Check every line of the entries below for the word "this", and copy the ones that have it.
##### Supplied records
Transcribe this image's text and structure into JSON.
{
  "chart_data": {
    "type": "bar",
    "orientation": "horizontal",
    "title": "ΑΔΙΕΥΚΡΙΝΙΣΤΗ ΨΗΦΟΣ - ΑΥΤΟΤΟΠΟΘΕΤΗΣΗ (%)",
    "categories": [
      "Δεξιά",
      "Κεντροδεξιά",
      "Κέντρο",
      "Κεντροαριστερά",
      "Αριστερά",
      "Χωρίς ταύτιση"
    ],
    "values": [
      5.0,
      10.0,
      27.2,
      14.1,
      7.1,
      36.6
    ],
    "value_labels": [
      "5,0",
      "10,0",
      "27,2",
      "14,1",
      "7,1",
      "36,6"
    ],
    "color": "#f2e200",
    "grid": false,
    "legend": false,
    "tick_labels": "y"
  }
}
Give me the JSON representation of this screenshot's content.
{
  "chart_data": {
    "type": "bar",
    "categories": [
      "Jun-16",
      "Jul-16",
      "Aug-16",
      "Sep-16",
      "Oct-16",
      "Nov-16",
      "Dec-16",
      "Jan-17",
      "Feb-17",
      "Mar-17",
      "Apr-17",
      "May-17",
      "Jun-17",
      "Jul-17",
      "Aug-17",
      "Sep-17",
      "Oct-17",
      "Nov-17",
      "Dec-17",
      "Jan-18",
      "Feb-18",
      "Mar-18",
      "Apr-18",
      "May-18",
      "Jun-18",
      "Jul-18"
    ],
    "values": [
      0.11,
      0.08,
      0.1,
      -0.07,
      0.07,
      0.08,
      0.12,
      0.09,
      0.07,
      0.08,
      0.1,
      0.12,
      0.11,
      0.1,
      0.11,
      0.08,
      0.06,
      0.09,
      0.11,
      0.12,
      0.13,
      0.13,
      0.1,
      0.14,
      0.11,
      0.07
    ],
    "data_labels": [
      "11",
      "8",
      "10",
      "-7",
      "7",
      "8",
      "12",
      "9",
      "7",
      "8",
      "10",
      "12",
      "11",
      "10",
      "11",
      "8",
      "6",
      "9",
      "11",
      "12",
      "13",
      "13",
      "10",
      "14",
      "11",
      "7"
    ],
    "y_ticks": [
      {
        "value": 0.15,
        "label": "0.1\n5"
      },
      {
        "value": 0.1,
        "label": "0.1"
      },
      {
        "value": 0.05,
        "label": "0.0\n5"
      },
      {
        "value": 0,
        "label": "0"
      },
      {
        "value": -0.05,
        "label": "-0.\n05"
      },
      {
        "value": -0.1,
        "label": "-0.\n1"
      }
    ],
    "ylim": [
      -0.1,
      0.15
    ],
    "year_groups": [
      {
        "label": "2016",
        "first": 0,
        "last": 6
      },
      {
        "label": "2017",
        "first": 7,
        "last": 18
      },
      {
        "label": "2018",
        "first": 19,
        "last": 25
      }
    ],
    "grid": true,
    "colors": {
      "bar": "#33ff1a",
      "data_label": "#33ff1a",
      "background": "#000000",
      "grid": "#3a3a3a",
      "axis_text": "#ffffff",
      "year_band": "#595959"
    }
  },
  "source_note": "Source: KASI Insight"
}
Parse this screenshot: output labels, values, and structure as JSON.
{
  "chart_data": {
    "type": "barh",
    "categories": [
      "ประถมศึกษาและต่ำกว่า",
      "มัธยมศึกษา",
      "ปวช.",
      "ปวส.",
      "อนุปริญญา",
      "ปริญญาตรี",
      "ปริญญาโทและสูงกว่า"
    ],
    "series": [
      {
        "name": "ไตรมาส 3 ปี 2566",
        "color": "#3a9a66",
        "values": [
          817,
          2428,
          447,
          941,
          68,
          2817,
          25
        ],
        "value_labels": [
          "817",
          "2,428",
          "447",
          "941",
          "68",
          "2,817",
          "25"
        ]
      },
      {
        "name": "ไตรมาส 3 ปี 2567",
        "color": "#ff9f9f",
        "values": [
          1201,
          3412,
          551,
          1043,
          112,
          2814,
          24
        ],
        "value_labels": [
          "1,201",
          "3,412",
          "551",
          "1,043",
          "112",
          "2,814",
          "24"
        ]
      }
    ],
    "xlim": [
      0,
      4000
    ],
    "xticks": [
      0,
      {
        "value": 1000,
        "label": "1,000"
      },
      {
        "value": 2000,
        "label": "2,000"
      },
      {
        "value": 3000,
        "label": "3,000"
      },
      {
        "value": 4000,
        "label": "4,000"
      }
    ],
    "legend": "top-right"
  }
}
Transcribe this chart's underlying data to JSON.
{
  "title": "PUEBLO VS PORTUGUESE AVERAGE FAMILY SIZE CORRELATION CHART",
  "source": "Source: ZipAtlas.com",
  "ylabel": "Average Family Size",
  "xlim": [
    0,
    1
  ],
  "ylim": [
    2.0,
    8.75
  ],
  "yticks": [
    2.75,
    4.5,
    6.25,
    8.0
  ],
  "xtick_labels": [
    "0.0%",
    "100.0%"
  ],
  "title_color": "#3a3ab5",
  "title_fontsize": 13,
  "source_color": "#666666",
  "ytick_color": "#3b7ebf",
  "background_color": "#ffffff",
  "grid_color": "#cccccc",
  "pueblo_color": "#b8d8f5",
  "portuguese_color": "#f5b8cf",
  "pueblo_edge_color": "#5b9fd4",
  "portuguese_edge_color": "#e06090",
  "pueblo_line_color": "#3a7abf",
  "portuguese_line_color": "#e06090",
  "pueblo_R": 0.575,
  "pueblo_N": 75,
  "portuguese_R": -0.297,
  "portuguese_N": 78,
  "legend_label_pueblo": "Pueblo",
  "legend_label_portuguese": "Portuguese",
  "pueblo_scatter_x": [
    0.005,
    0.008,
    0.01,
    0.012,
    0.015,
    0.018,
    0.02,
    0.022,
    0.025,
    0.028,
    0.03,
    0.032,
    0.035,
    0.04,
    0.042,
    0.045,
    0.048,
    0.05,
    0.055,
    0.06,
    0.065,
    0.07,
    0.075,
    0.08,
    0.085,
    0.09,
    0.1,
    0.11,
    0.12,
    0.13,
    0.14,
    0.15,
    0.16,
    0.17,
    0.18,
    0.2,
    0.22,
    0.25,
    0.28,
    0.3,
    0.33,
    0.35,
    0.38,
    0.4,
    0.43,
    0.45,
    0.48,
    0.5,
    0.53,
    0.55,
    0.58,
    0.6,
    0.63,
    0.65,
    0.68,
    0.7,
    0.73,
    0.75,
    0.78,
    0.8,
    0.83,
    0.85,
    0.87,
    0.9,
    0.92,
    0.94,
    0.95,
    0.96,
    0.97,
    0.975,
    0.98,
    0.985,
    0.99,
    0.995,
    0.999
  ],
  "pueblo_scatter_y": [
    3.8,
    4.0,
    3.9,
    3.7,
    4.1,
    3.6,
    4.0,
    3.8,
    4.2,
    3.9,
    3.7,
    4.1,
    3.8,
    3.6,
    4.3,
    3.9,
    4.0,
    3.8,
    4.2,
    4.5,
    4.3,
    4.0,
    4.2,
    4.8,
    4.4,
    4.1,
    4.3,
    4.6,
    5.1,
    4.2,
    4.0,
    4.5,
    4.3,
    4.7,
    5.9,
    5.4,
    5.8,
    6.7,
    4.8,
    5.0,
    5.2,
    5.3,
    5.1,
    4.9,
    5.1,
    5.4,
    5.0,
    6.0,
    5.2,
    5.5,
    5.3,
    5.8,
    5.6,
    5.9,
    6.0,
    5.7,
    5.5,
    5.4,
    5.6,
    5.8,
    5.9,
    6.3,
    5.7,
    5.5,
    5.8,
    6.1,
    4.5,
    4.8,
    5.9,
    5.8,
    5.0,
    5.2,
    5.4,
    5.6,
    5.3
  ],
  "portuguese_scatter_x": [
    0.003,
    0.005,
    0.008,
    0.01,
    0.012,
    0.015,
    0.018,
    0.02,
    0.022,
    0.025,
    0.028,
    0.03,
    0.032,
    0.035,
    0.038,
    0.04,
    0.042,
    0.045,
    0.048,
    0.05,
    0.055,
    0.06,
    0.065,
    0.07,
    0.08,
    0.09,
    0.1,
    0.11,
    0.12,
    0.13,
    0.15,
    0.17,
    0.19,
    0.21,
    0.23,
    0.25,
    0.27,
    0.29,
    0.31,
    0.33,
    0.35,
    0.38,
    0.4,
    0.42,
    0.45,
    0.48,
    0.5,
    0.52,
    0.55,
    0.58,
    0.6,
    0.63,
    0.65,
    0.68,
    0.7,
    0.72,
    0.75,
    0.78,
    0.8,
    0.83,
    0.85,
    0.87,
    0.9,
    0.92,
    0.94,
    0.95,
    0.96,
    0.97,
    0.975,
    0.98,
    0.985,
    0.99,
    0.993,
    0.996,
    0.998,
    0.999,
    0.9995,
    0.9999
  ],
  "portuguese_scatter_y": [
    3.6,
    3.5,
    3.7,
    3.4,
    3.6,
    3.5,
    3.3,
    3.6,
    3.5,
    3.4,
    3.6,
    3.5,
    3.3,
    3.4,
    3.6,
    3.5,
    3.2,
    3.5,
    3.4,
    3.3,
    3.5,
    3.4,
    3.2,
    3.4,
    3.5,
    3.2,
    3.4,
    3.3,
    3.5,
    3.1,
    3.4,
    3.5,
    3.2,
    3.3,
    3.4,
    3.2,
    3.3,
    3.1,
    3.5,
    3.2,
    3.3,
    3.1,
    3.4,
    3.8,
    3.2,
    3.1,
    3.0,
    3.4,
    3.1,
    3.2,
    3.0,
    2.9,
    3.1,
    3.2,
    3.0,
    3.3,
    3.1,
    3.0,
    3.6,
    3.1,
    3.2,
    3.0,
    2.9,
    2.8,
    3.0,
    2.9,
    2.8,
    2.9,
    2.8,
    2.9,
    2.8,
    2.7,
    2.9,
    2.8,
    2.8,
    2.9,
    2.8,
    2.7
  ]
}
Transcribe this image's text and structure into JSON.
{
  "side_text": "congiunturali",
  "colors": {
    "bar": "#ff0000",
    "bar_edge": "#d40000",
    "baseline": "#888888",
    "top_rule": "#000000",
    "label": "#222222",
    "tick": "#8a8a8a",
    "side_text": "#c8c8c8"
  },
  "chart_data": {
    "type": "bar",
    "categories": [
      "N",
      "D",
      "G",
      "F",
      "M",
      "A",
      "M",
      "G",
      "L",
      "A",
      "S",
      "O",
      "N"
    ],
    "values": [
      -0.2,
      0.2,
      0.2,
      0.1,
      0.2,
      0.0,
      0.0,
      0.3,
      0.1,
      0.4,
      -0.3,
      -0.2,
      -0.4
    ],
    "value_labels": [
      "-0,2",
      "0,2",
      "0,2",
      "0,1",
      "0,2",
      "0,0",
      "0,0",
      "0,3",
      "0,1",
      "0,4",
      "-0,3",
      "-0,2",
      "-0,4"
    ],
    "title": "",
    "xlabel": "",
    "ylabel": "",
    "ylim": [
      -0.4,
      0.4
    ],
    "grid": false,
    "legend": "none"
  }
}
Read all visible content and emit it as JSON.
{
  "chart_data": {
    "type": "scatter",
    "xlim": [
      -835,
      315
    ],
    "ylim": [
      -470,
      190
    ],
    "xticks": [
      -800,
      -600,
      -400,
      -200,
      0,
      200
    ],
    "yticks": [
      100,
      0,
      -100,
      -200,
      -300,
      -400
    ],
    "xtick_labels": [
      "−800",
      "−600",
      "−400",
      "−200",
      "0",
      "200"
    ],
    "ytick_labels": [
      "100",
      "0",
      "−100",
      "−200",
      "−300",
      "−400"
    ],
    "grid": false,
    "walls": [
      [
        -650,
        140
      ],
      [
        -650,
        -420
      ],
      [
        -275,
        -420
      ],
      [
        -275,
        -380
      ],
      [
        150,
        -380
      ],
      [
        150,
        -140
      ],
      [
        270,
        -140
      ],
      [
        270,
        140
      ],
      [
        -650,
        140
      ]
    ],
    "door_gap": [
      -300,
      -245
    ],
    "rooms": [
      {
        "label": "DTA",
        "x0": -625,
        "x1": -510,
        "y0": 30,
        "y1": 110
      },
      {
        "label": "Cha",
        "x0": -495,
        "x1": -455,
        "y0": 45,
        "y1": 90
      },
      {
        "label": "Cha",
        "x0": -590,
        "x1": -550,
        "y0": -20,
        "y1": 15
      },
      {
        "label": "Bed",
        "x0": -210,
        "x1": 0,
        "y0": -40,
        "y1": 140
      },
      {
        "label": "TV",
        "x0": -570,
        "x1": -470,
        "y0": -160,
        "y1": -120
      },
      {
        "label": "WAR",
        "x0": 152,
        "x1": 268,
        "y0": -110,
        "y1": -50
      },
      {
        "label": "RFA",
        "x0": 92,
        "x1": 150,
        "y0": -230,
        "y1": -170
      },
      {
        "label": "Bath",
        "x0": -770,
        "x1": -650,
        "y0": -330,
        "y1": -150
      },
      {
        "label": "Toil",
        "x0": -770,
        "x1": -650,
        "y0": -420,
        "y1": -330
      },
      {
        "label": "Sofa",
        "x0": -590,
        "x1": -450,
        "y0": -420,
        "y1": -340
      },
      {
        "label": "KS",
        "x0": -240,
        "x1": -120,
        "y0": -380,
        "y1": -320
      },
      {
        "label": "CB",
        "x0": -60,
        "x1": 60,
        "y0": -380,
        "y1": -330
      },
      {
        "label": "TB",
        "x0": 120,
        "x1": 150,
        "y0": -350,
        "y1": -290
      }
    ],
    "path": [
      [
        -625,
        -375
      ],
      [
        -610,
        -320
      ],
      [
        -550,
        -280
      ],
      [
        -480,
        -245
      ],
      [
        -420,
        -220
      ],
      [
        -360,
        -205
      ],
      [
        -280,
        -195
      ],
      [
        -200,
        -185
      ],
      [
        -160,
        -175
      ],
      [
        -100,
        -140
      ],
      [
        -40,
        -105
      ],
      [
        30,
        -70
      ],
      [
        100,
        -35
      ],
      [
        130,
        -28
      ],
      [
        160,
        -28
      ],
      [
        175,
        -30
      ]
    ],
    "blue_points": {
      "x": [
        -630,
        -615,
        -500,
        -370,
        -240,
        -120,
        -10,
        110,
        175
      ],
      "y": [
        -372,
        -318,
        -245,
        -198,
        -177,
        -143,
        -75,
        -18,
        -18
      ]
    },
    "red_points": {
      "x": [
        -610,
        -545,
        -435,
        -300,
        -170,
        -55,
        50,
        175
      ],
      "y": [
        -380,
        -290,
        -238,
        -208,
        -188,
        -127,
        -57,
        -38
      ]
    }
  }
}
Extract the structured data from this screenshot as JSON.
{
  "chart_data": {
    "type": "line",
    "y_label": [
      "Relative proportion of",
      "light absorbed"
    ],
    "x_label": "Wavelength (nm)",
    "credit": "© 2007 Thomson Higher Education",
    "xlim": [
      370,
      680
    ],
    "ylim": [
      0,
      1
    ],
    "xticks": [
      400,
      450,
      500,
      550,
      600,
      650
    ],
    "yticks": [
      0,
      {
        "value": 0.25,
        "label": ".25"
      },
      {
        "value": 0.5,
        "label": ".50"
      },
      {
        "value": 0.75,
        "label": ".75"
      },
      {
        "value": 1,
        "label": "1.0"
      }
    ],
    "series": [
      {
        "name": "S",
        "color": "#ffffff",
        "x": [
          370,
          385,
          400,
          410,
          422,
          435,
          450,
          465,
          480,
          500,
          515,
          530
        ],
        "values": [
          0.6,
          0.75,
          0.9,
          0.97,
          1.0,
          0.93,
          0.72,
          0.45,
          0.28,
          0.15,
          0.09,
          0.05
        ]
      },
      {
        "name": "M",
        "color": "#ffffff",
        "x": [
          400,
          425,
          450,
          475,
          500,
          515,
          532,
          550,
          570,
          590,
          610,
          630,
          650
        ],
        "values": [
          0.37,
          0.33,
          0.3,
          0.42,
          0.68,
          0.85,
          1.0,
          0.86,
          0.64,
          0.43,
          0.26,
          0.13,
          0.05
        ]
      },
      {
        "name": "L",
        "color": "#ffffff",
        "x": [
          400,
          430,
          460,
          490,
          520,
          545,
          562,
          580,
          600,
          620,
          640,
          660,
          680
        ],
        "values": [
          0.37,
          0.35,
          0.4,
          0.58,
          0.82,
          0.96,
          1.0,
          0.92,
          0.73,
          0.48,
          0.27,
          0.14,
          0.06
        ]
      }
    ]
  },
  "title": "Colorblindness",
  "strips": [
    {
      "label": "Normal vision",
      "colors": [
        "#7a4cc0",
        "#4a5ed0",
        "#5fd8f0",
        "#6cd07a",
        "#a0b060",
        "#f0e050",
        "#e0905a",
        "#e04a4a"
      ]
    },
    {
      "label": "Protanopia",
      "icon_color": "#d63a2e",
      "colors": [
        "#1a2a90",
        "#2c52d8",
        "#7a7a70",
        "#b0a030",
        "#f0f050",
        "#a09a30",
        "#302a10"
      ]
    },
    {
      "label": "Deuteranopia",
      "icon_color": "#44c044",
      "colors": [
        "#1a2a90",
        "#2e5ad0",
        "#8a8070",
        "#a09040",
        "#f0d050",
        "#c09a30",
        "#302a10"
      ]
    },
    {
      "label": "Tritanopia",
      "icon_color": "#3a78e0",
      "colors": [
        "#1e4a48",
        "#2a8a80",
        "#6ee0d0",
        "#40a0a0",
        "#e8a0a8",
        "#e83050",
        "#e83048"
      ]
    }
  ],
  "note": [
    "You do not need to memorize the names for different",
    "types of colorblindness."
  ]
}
##########
◆ Completed exercise
Transcribe this image's text and structure into JSON.
Give me the JSON representation of this screenshot's content.
Parse this screenshot: output labels, values, and structure as JSON.
Transcribe this chart's underlying data to JSON.
Transcribe this image's text and structure into JSON.
Extract the structured data from this screenshot as JSON.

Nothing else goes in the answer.